What this task involves
Review the lines that follow and copy each one that contains the word "label".

Rows from a figure dataset:
────────────────────
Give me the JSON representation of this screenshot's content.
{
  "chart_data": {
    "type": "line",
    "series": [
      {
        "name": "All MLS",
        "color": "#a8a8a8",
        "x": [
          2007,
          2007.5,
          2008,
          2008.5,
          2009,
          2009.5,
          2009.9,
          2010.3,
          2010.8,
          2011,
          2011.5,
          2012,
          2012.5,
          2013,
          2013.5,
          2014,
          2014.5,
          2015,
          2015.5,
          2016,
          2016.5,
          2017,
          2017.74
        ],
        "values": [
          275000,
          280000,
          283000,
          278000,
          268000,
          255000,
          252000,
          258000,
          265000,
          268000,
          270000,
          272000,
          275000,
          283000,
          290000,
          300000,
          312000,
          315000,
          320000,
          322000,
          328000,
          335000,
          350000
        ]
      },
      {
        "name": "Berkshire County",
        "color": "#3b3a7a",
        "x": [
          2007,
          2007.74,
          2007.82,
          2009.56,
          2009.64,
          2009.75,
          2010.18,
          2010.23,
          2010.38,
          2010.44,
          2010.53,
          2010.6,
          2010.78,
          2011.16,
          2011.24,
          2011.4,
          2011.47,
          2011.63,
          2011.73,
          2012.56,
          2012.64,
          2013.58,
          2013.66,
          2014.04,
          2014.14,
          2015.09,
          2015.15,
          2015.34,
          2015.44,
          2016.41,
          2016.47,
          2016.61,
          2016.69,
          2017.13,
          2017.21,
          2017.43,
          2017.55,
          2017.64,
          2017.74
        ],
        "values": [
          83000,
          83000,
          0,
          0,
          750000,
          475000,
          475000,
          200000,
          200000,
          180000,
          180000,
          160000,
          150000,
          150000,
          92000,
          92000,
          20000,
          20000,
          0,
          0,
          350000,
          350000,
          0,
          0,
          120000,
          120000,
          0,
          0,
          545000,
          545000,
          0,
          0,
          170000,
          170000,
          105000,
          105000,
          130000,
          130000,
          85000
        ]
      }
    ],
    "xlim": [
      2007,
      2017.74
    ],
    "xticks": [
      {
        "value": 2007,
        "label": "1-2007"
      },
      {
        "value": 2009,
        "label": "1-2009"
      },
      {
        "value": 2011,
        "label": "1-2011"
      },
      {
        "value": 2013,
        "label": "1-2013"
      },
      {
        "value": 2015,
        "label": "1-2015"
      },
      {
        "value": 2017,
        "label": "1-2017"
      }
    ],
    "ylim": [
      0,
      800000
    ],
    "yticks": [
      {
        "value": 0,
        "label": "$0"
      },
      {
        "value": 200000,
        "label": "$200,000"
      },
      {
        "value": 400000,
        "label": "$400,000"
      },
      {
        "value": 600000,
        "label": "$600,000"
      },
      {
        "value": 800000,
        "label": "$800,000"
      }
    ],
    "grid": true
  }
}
────────────────────
Reply
        "label": "1-2007"
        "label": "1-2009"
        "label": "1-2011"
        "label": "1-2013"
        "label": "1-2015"
        "label": "1-2017"
        "label": "$0"
        "label": "$200,000"
        "label": "$400,000"
        "label": "$600,000"
        "label": "$800,000"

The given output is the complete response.